In the listing below, locate the lines that hold "выражения" and copy them.

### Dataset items
══════════════════════════════

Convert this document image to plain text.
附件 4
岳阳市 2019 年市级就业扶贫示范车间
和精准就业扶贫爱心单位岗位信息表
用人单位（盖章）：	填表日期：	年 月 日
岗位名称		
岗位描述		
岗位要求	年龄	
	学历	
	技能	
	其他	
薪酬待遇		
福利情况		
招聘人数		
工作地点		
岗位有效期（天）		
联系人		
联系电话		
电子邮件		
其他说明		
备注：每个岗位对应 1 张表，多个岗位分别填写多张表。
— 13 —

══════════════════════════════

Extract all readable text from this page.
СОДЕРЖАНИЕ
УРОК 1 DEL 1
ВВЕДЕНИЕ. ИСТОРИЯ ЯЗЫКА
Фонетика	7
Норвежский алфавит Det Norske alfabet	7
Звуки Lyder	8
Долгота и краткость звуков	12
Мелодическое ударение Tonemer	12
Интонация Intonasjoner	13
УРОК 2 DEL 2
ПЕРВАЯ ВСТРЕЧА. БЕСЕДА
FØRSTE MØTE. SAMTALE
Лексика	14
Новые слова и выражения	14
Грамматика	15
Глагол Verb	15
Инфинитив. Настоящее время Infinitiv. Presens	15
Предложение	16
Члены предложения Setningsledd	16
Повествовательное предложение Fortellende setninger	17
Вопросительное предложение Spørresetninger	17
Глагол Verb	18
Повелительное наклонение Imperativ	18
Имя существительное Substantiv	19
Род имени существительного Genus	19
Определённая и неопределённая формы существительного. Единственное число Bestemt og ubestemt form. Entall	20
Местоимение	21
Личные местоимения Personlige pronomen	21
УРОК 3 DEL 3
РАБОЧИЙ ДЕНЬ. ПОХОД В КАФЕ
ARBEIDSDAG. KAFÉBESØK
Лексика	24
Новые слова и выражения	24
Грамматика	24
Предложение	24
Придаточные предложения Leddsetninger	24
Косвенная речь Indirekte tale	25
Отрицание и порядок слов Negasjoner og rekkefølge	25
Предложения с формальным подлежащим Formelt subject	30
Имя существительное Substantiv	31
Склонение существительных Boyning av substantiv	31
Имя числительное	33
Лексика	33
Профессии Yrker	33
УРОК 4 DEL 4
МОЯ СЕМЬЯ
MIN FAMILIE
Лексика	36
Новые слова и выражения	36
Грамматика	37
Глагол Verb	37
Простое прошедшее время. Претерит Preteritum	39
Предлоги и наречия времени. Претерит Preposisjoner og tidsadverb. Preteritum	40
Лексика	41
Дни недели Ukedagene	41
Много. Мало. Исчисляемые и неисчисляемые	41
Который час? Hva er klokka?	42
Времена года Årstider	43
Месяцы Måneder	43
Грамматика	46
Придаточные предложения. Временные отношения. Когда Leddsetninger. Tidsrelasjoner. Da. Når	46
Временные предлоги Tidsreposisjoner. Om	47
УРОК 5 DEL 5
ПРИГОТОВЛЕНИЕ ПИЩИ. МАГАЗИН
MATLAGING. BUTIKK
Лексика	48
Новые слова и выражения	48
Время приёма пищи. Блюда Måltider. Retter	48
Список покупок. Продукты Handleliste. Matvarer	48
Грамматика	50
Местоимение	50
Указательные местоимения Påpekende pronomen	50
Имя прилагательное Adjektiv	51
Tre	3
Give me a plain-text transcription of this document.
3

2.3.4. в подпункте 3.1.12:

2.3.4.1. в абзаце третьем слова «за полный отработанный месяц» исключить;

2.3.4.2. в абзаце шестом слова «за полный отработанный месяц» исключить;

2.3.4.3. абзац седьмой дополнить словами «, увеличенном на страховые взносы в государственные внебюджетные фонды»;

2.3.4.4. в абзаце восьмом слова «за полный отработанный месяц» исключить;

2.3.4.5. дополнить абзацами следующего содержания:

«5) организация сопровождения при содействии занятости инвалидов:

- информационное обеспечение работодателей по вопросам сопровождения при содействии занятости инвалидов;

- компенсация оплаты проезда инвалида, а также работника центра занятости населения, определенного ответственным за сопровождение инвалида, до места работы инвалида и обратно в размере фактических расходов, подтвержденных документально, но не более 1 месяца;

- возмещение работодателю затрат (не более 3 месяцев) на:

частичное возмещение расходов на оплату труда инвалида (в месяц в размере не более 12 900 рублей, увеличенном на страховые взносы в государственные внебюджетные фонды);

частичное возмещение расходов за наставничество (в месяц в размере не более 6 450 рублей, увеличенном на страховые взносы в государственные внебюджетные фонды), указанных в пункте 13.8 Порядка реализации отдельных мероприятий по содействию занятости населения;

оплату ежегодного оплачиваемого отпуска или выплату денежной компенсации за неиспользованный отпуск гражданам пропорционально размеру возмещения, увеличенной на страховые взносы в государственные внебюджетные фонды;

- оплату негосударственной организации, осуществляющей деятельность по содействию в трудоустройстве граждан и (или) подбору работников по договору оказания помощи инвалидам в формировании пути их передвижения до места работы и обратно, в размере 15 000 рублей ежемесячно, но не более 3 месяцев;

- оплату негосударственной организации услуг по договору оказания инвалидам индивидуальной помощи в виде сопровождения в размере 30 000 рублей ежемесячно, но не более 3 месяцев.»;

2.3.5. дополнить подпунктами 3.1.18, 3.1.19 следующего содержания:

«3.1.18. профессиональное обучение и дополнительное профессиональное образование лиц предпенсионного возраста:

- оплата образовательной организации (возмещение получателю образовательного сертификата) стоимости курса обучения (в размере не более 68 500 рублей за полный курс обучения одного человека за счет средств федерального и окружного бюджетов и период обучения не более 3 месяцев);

══════════════════════════════

### The result
Новые слова и выражения	14
Новые слова и выражения	24
Новые слова и выражения	36
Новые слова и выражения	48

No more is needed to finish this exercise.